**Work instructions:**
Each line that holds the word "lazım" counts once; give the total for the records below and nothing else.

**Material provided:**
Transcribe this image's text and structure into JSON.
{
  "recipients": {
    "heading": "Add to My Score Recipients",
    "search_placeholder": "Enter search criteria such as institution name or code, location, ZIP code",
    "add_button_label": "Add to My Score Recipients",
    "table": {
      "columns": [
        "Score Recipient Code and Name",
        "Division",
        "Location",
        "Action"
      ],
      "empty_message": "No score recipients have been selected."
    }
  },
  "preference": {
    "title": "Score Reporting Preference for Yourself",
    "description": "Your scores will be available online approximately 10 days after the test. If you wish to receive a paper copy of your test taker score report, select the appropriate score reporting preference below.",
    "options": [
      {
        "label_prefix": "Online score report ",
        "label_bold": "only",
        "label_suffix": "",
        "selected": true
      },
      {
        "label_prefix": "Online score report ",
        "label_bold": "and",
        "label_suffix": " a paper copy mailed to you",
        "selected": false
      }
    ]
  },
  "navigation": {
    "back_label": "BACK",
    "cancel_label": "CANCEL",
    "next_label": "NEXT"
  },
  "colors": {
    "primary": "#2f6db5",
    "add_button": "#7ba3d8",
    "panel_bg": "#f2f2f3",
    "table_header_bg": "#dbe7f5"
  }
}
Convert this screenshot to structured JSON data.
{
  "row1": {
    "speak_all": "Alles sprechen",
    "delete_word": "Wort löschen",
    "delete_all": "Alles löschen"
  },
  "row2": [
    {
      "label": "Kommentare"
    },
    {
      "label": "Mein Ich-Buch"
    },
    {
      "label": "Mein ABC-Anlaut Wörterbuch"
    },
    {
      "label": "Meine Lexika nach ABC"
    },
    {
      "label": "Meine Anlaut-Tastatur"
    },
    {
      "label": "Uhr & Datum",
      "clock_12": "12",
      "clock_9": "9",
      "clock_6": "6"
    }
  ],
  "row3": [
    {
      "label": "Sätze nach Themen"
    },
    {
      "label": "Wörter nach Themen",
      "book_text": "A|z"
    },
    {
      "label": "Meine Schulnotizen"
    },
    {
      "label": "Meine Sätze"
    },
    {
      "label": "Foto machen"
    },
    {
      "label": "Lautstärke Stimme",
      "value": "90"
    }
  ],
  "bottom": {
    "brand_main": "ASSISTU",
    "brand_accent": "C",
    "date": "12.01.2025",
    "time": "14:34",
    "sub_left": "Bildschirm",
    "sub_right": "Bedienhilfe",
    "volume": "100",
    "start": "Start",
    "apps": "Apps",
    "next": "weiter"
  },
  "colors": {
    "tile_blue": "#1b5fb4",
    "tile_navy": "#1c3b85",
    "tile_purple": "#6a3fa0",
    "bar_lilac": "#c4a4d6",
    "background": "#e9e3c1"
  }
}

...

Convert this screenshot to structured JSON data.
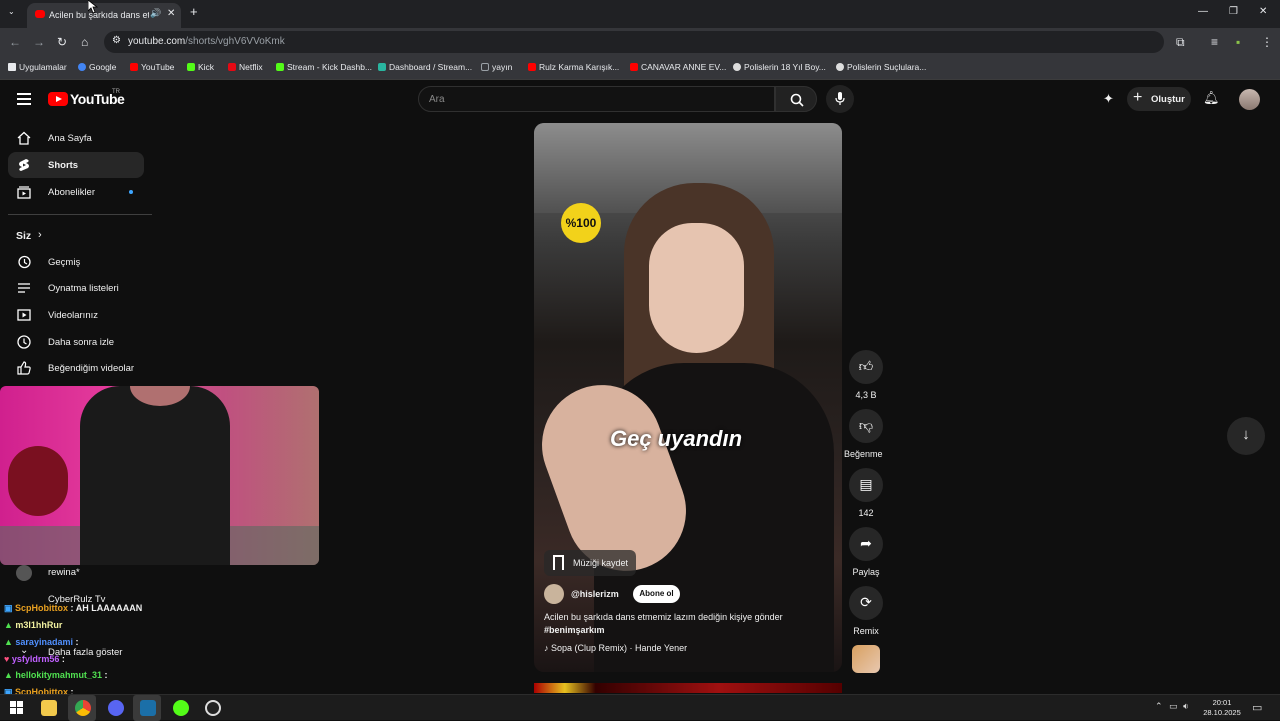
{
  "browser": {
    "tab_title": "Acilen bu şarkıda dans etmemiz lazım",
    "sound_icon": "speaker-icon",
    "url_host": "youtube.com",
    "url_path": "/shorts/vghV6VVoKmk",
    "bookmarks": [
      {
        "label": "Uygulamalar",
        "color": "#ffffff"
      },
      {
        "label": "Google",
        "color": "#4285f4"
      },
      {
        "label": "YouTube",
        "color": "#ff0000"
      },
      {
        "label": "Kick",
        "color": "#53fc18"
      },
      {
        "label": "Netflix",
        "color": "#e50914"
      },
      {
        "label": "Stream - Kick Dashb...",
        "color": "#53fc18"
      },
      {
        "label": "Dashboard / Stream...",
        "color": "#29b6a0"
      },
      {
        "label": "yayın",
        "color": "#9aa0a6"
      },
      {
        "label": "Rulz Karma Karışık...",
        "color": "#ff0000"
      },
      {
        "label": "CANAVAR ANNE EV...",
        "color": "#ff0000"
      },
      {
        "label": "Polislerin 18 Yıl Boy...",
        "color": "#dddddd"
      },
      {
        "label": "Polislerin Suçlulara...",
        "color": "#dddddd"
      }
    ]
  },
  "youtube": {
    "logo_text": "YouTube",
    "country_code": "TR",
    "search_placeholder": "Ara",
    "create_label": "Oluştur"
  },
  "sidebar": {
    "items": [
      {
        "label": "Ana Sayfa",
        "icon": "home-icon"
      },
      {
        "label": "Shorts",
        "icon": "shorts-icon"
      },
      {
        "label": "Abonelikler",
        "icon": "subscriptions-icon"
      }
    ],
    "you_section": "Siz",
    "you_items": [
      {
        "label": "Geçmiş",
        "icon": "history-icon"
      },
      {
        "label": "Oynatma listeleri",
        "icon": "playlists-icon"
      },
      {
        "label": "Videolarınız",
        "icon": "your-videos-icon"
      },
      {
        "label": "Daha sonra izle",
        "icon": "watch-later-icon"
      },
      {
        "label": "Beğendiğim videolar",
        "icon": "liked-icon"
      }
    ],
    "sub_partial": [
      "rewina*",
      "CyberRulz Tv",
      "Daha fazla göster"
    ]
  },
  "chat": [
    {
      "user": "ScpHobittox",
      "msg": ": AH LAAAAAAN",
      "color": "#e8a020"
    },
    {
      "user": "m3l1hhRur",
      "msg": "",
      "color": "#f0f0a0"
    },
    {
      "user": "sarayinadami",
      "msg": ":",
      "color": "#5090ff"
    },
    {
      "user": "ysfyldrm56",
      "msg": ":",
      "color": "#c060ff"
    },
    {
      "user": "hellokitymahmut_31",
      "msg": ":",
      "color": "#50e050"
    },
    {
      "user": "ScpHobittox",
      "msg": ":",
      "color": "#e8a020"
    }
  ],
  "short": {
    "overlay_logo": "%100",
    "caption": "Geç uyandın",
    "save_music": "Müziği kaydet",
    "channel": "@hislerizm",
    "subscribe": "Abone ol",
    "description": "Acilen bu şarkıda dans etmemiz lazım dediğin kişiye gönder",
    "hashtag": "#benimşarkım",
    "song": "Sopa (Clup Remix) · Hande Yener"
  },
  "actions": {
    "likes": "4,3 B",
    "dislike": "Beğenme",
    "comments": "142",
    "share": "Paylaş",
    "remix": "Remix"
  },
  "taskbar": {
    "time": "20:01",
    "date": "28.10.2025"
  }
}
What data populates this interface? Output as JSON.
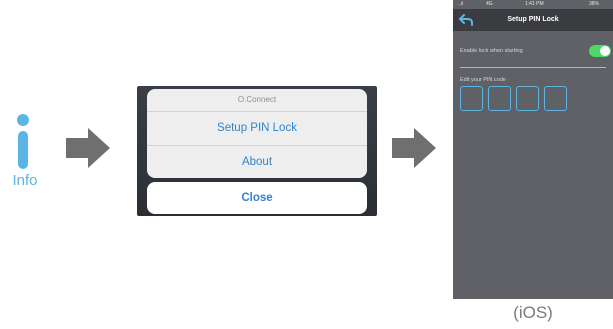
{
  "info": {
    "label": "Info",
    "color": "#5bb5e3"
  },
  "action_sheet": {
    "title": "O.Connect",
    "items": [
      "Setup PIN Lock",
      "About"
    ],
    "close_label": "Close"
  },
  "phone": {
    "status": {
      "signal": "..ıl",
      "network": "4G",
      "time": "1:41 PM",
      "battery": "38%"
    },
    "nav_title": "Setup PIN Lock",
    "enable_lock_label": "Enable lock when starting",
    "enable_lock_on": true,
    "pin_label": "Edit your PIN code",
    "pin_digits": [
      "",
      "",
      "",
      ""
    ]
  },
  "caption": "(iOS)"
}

...

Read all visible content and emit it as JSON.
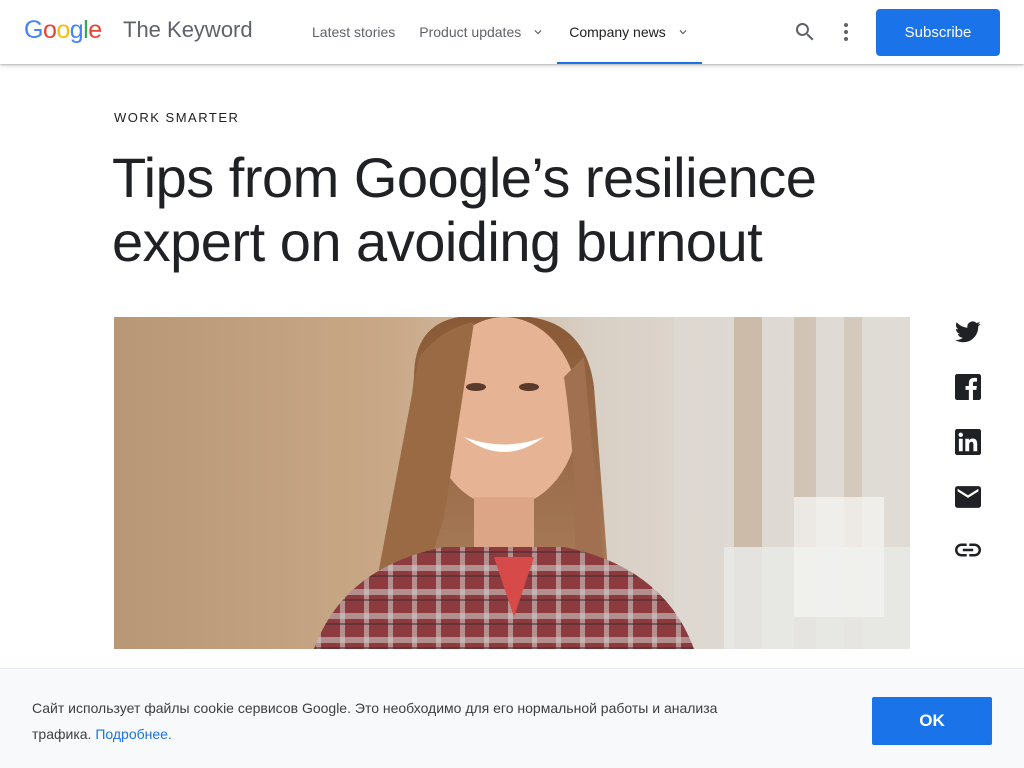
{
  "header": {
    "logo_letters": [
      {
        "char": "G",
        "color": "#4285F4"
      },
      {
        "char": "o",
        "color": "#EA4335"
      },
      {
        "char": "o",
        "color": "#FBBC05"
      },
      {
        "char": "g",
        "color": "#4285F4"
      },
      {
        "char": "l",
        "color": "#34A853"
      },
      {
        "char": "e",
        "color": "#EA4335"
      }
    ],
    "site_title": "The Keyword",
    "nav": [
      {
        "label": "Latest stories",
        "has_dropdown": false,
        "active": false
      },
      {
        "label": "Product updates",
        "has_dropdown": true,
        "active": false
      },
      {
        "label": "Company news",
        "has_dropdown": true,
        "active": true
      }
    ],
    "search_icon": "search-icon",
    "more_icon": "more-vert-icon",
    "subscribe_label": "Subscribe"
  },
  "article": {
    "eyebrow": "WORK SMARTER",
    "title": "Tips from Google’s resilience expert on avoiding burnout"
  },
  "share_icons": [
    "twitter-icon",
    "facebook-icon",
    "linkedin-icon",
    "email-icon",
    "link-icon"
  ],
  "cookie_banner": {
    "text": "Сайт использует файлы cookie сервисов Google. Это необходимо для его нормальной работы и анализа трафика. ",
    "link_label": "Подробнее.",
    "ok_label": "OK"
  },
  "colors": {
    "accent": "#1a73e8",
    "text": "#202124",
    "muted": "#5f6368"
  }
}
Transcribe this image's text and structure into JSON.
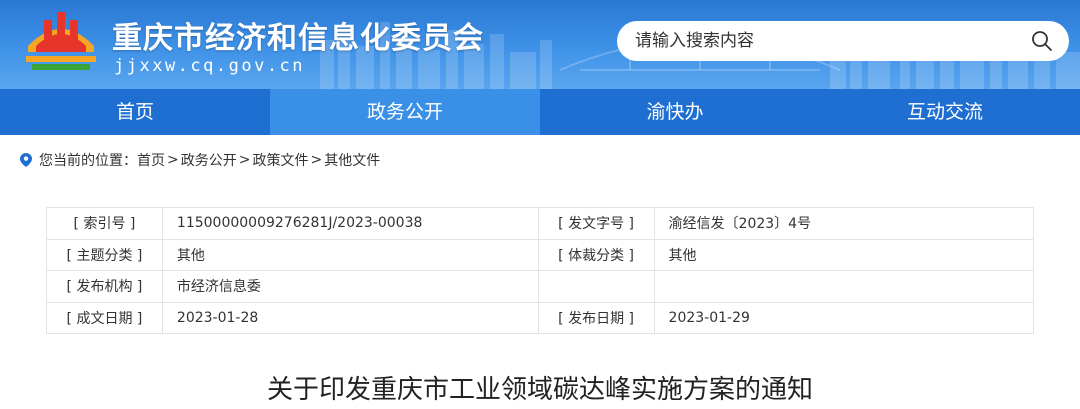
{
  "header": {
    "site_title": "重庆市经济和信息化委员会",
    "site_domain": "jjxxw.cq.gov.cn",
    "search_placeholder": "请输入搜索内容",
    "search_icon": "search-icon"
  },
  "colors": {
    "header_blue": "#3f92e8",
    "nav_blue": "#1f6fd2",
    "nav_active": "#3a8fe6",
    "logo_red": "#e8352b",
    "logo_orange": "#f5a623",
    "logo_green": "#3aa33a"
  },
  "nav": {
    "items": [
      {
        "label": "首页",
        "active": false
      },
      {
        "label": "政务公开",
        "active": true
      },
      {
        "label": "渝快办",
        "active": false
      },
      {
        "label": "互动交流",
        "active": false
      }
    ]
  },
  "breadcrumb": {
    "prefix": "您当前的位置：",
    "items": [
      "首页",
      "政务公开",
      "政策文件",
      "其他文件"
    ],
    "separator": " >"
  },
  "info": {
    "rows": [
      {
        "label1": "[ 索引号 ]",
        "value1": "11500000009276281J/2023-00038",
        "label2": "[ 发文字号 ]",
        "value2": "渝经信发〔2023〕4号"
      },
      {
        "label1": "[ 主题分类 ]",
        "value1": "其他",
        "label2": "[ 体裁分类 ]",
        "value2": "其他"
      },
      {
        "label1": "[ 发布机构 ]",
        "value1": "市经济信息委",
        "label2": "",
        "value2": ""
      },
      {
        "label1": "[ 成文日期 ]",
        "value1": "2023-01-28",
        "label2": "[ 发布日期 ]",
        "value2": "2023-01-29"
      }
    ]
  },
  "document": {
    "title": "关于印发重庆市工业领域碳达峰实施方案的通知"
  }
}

**Written response:**
2